Given instruction ->
All lines below must be repeated exactly, with the pictures omitted.

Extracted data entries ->
━━━━

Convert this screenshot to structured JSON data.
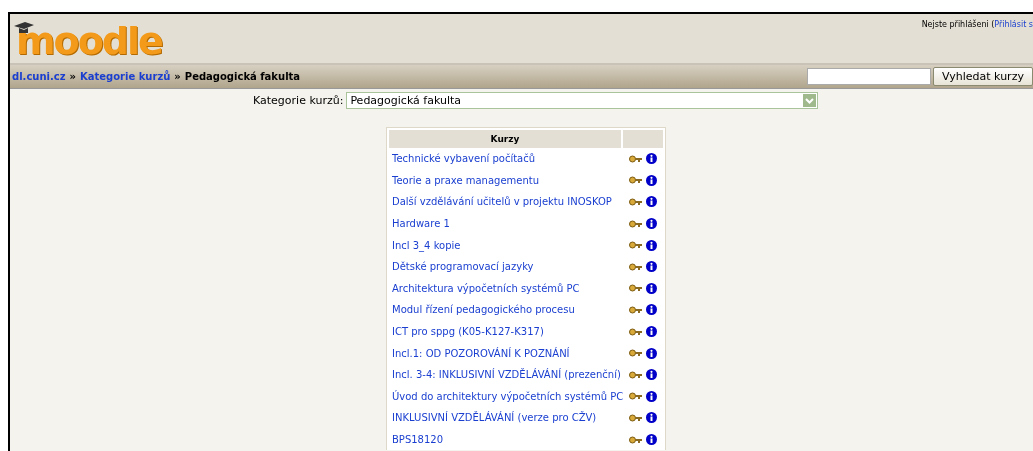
{
  "logo": {
    "text": "moodle"
  },
  "login": {
    "text": "Nejste přihlášeni (",
    "link": "Přihlásit s"
  },
  "breadcrumb": [
    {
      "label": "dl.cuni.cz",
      "link": true
    },
    {
      "separator": "»"
    },
    {
      "label": "Kategorie kurzů",
      "link": true
    },
    {
      "separator": "»"
    },
    {
      "label": "Pedagogická fakulta",
      "link": false
    }
  ],
  "search": {
    "button": "Vyhledat kurzy"
  },
  "category": {
    "label": "Kategorie kurzů:",
    "value": "Pedagogická fakulta"
  },
  "table": {
    "columns": [
      "Kurzy"
    ],
    "rows": [
      {
        "name": "Technické vybavení počítačů"
      },
      {
        "name": "Teorie a praxe managementu"
      },
      {
        "name": "Další vzdělávání učitelů v projektu INOSKOP"
      },
      {
        "name": "Hardware 1"
      },
      {
        "name": "Incl 3_4 kopie"
      },
      {
        "name": "Dětské programovací jazyky"
      },
      {
        "name": "Architektura výpočetních systémů PC"
      },
      {
        "name": "Modul řízení pedagogického procesu"
      },
      {
        "name": "ICT pro sppg (K05-K127-K317)"
      },
      {
        "name": "Incl.1: OD POZOROVÁNÍ K POZNÁNÍ"
      },
      {
        "name": "Incl. 3-4: INKLUSIVNÍ VZDĚLÁVÁNÍ (prezenční)"
      },
      {
        "name": "Úvod do architektury výpočetních systémů PC"
      },
      {
        "name": "INKLUSIVNÍ VZDĚLÁVÁNÍ (verze pro CŽV)"
      },
      {
        "name": "BPS18120"
      }
    ]
  }
}
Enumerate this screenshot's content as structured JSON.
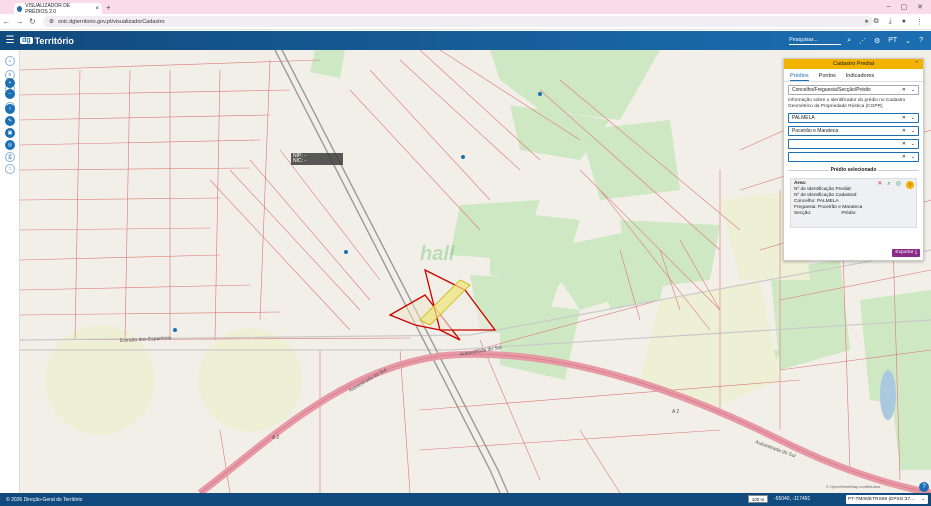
{
  "browser": {
    "tab_title": "VISUALIZADOR DE PRÉDIOS 2.0",
    "url": "snic.dgterritorio.gov.pt/visualizadorCadastro"
  },
  "app": {
    "logo_prefix": "dg",
    "logo_text": "Território",
    "search_placeholder": "Pesquisar...",
    "language": "PT"
  },
  "map": {
    "tooltip_nip": "NIP: -",
    "tooltip_nic": "NIC: -",
    "road_labels": [
      "Autoestrada do Sul",
      "Autoestrada do Sul",
      "Autoestrada do Sul",
      "Estrada dos Espanhóis",
      "A 2",
      "A 2"
    ],
    "watermark": "hall",
    "attribution": "© OpenStreetMap contributors"
  },
  "panel": {
    "title": "Cadastro Predial",
    "tabs": [
      "Prédios",
      "Pontos",
      "Indicadores"
    ],
    "mode_select": "Concelho/Freguesia/Secção/Prédio",
    "info": "Informação sobre o identificador do prédio no Cadastro Geométrico da Propriedade Rústica (CGPR)",
    "concelho": "PALMELA",
    "freguesia": "Poceirão e Marateca",
    "seccao": "",
    "predio": "",
    "selected_header": "Prédio selecionado",
    "details": {
      "area": "Área:",
      "nip": "Nº de Identificação Predial:",
      "nic": "Nº de Identificação Cadastral:",
      "concelho": "Concelho: PALMELA",
      "freguesia": "Freguesia: Poceirão e Marateca",
      "seccao": "Secção:",
      "predio": "Prédio:"
    },
    "export_label": "Exportar"
  },
  "footer": {
    "copyright": "© 2026 Direção-Geral do Território",
    "scale": "100 m",
    "coords": "-55040, -117491",
    "crs": "PT-TM06/ETRS89 (EPSG:37..."
  }
}
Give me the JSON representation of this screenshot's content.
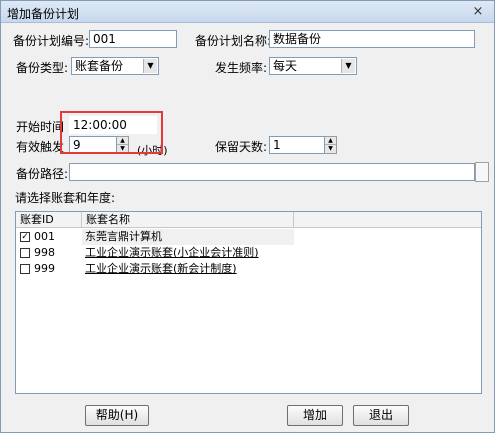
{
  "window": {
    "title": "增加备份计划",
    "close": "×"
  },
  "form": {
    "plan_no_label": "备份计划编号:",
    "plan_no_value": "001",
    "plan_name_label": "备份计划名称:",
    "plan_name_value": "数据备份",
    "backup_type_label": "备份类型:",
    "backup_type_value": "账套备份",
    "frequency_label": "发生频率:",
    "frequency_value": "每天",
    "start_time_label": "开始时间",
    "start_time_value": "12:00:00",
    "valid_trigger_label": "有效触发",
    "valid_trigger_value": "9",
    "valid_trigger_unit": "(小时)",
    "retain_days_label": "保留天数:",
    "retain_days_value": "1",
    "path_label": "备份路径:",
    "path_value": "",
    "select_label": "请选择账套和年度:"
  },
  "list": {
    "columns": [
      "账套ID",
      "账套名称"
    ],
    "rows": [
      {
        "id": "001",
        "name": "东莞言鼎计算机",
        "checked": true
      },
      {
        "id": "998",
        "name": "工业企业演示账套(小企业会计准则)",
        "checked": false
      },
      {
        "id": "999",
        "name": "工业企业演示账套(新会计制度)",
        "checked": false
      }
    ]
  },
  "buttons": {
    "help": "帮助(H)",
    "add": "增加",
    "exit": "退出"
  },
  "colors": {
    "highlight": "#e53a3a"
  },
  "icons": {
    "dropdown": "chevron-down-icon",
    "spin_up": "arrow-up-icon",
    "spin_down": "arrow-down-icon"
  }
}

━━━━

Task output ->
Convert this screenshot to structured JSON data.
{
  "logo": {
    "text": "moodle"
  },
  "login": {
    "text": "Nejste přihlášeni (",
    "link": "Přihlásit s"
  },
  "breadcrumb": [
    {
      "label": "dl.cuni.cz",
      "link": true
    },
    {
      "separator": "»"
    },
    {
      "label": "Kategorie kurzů",
      "link": true
    },
    {
      "separator": "»"
    },
    {
      "label": "Pedagogická fakulta",
      "link": false
    }
  ],
  "search": {
    "button": "Vyhledat kurzy"
  },
  "category": {
    "label": "Kategorie kurzů:",
    "value": "Pedagogická fakulta"
  },
  "table": {
    "columns": [
      "Kurzy"
    ],
    "rows": [
      {
        "name": "Technické vybavení počítačů"
      },
      {
        "name": "Teorie a praxe managementu"
      },
      {
        "name": "Další vzdělávání učitelů v projektu INOSKOP"
      },
      {
        "name": "Hardware 1"
      },
      {
        "name": "Incl 3_4 kopie"
      },
      {
        "name": "Dětské programovací jazyky"
      },
      {
        "name": "Architektura výpočetních systémů PC"
      },
      {
        "name": "Modul řízení pedagogického procesu"
      },
      {
        "name": "ICT pro sppg (K05-K127-K317)"
      },
      {
        "name": "Incl.1: OD POZOROVÁNÍ K POZNÁNÍ"
      },
      {
        "name": "Incl. 3-4: INKLUSIVNÍ VZDĚLÁVÁNÍ (prezenční)"
      },
      {
        "name": "Úvod do architektury výpočetních systémů PC"
      },
      {
        "name": "INKLUSIVNÍ VZDĚLÁVÁNÍ (verze pro CŽV)"
      },
      {
        "name": "BPS18120"
      }
    ]
  }
}
Enumerate this screenshot's content as structured JSON.
{
  "browser": {
    "tab_title": "VISUALIZADOR DE PRÉDIOS 2.0",
    "url": "snic.dgterritorio.gov.pt/visualizadorCadastro"
  },
  "app": {
    "logo_prefix": "dg",
    "logo_text": "Território",
    "search_placeholder": "Pesquisar...",
    "language": "PT"
  },
  "map": {
    "tooltip_nip": "NIP: -",
    "tooltip_nic": "NIC: -",
    "road_labels": [
      "Autoestrada do Sul",
      "Autoestrada do Sul",
      "Autoestrada do Sul",
      "Estrada dos Espanhóis",
      "A 2",
      "A 2"
    ],
    "watermark": "hall",
    "attribution": "© OpenStreetMap contributors"
  },
  "panel": {
    "title": "Cadastro Predial",
    "tabs": [
      "Prédios",
      "Pontos",
      "Indicadores"
    ],
    "mode_select": "Concelho/Freguesia/Secção/Prédio",
    "info": "Informação sobre o identificador do prédio no Cadastro Geométrico da Propriedade Rústica (CGPR)",
    "concelho": "PALMELA",
    "freguesia": "Poceirão e Marateca",
    "seccao": "",
    "predio": "",
    "selected_header": "Prédio selecionado",
    "details": {
      "area": "Área:",
      "nip": "Nº de Identificação Predial:",
      "nic": "Nº de Identificação Cadastral:",
      "concelho": "Concelho: PALMELA",
      "freguesia": "Freguesia: Poceirão e Marateca",
      "seccao": "Secção:",
      "predio": "Prédio:"
    },
    "export_label": "Exportar"
  },
  "footer": {
    "copyright": "© 2026 Direção-Geral do Território",
    "scale": "100 m",
    "coords": "-55040, -117491",
    "crs": "PT-TM06/ETRS89 (EPSG:37..."
  }
}
Give me the JSON representation of this screenshot's content.
{
  "window": {
    "title": "增加备份计划",
    "close": "×"
  },
  "form": {
    "plan_no_label": "备份计划编号:",
    "plan_no_value": "001",
    "plan_name_label": "备份计划名称:",
    "plan_name_value": "数据备份",
    "backup_type_label": "备份类型:",
    "backup_type_value": "账套备份",
    "frequency_label": "发生频率:",
    "frequency_value": "每天",
    "start_time_label": "开始时间",
    "start_time_value": "12:00:00",
    "valid_trigger_label": "有效触发",
    "valid_trigger_value": "9",
    "valid_trigger_unit": "(小时)",
    "retain_days_label": "保留天数:",
    "retain_days_value": "1",
    "path_label": "备份路径:",
    "path_value": "",
    "select_label": "请选择账套和年度:"
  },
  "list": {
    "columns": [
      "账套ID",
      "账套名称"
    ],
    "rows": [
      {
        "id": "001",
        "name": "东莞言鼎计算机",
        "checked": true
      },
      {
        "id": "998",
        "name": "工业企业演示账套(小企业会计准则)",
        "checked": false
      },
      {
        "id": "999",
        "name": "工业企业演示账套(新会计制度)",
        "checked": false
      }
    ]
  },
  "buttons": {
    "help": "帮助(H)",
    "add": "增加",
    "exit": "退出"
  },
  "colors": {
    "highlight": "#e53a3a"
  },
  "icons": {
    "dropdown": "chevron-down-icon",
    "spin_up": "arrow-up-icon",
    "spin_down": "arrow-down-icon"
  }
}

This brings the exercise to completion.